A real struggle to massively raise wages would have to shut down the entire Haitian export apparel industry. To prevent manufacturers from simply shifting production elsewhere, it would require active support action by U.S. unions, from garment and retail workers to dock workers. Such a campaign requires breaking with the Democrats – the party of Bill and Hillary Clinton, whose policies are a direct cause of Haitian poverty – and a fight to build a class-struggle workers party. In Haiti it means confronting all the bourgeois parties, including the populist Lavalas movement of Aristide, which seeks to silence the struggle to raise the minimum wage. And it requires driving out the MINUSTAH mercenaries who enforce imperialist law-and-order.
Garment workers in Ouanaminthe stitching Hanes t-shirts.
In Haiti, the leftist Batay Ouvriye has led protests over the minimum wage, won a union contract at the free trade zone in Ouanaminthe on the Dominican border and is seeking to build unions among garment workers in Port-au-Prince and the Caracol industrial park. B.O. rightly recognizes the “permanent crisis” in Haiti reflects “the historical incapacity to realize a bourgeois national project.” Yet while opposing the grandon landowners, the corrupt granmanjè (big eaters) who feed off the state, the remnants of Duvalier’s macoutes and other bourgeois sectors and recognizing “the imperialists’ objective of exploiting Haitian workers’ sweat and blood,” B.O. does not go beyond simple trade-unionism and talk of a “people’s camp.”

------------------------------

→ **What is required**
In the passage on Haitian garment wages, where did Batay Ouvriye win a union contract?

→ **Given information**
------------------------------

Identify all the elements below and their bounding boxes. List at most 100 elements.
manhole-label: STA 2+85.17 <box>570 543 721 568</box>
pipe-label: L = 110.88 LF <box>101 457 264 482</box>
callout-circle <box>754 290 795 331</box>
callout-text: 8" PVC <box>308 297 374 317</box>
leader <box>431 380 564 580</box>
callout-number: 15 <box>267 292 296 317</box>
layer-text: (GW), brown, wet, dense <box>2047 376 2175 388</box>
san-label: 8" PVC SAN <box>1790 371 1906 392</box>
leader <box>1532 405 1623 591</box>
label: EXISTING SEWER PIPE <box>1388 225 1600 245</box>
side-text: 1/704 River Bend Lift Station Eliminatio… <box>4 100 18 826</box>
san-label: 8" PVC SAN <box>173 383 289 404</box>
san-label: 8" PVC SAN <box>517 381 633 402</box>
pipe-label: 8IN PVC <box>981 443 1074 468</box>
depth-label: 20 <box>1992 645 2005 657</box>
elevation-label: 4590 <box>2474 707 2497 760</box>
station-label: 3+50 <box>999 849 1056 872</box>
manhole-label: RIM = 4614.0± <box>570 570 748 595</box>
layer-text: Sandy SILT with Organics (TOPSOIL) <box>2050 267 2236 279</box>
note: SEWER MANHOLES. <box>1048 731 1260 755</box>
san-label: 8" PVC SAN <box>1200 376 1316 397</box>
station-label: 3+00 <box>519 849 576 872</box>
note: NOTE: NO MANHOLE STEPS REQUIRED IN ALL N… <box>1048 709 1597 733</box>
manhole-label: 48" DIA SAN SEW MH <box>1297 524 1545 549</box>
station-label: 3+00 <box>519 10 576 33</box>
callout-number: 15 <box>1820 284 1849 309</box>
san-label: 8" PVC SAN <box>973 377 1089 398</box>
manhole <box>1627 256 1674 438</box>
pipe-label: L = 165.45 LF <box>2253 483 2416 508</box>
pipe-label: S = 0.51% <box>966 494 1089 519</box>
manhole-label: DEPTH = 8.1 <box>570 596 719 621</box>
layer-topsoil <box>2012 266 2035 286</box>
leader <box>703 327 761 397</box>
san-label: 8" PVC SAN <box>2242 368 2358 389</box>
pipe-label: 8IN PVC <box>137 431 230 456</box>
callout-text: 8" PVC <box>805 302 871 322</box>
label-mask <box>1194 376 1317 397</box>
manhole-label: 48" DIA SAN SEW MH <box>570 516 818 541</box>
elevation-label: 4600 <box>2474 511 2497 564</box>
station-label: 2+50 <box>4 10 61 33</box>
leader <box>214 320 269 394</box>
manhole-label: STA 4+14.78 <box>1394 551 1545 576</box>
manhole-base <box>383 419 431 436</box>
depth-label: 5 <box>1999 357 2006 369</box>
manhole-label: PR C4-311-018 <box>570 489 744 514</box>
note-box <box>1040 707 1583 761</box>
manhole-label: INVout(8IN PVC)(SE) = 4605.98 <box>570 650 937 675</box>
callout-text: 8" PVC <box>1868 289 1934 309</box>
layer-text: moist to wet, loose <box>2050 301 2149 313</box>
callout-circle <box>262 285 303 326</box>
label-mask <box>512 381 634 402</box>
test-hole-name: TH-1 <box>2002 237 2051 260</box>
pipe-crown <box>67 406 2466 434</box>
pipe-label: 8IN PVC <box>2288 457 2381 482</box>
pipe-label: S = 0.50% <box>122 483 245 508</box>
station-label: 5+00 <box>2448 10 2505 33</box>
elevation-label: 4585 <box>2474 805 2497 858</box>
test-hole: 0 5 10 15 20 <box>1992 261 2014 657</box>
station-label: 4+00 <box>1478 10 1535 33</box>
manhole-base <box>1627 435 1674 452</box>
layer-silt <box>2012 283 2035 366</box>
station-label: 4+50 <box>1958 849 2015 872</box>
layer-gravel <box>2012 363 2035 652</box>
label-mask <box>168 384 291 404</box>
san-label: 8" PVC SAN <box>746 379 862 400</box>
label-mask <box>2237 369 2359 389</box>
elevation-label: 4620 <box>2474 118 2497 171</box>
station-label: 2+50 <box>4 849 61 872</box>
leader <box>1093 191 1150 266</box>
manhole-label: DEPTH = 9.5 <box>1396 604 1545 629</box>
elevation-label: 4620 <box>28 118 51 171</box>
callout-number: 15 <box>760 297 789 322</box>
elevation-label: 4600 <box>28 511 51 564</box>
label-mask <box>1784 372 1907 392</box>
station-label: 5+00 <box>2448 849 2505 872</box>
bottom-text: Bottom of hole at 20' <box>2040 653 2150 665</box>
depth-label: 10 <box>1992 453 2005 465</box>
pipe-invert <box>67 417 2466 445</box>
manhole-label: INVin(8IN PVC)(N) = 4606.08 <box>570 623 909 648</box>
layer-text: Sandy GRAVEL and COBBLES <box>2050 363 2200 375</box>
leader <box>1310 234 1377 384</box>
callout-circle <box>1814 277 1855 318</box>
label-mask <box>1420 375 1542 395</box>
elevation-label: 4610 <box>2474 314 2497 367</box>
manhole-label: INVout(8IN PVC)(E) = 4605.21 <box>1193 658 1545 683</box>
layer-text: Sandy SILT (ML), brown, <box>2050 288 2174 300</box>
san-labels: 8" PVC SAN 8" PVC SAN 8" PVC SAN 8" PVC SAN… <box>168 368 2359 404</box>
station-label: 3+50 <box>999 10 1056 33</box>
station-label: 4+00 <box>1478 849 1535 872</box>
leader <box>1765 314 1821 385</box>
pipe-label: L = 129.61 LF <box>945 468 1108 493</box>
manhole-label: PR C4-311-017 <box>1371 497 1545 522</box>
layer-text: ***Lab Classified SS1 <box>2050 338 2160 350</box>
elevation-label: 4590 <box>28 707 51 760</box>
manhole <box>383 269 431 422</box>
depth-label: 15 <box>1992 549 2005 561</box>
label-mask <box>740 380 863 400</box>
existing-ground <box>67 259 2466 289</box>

------------------------------

→ **Expected answer**
At the free trade zone in Ouanaminthe on the Dominican border.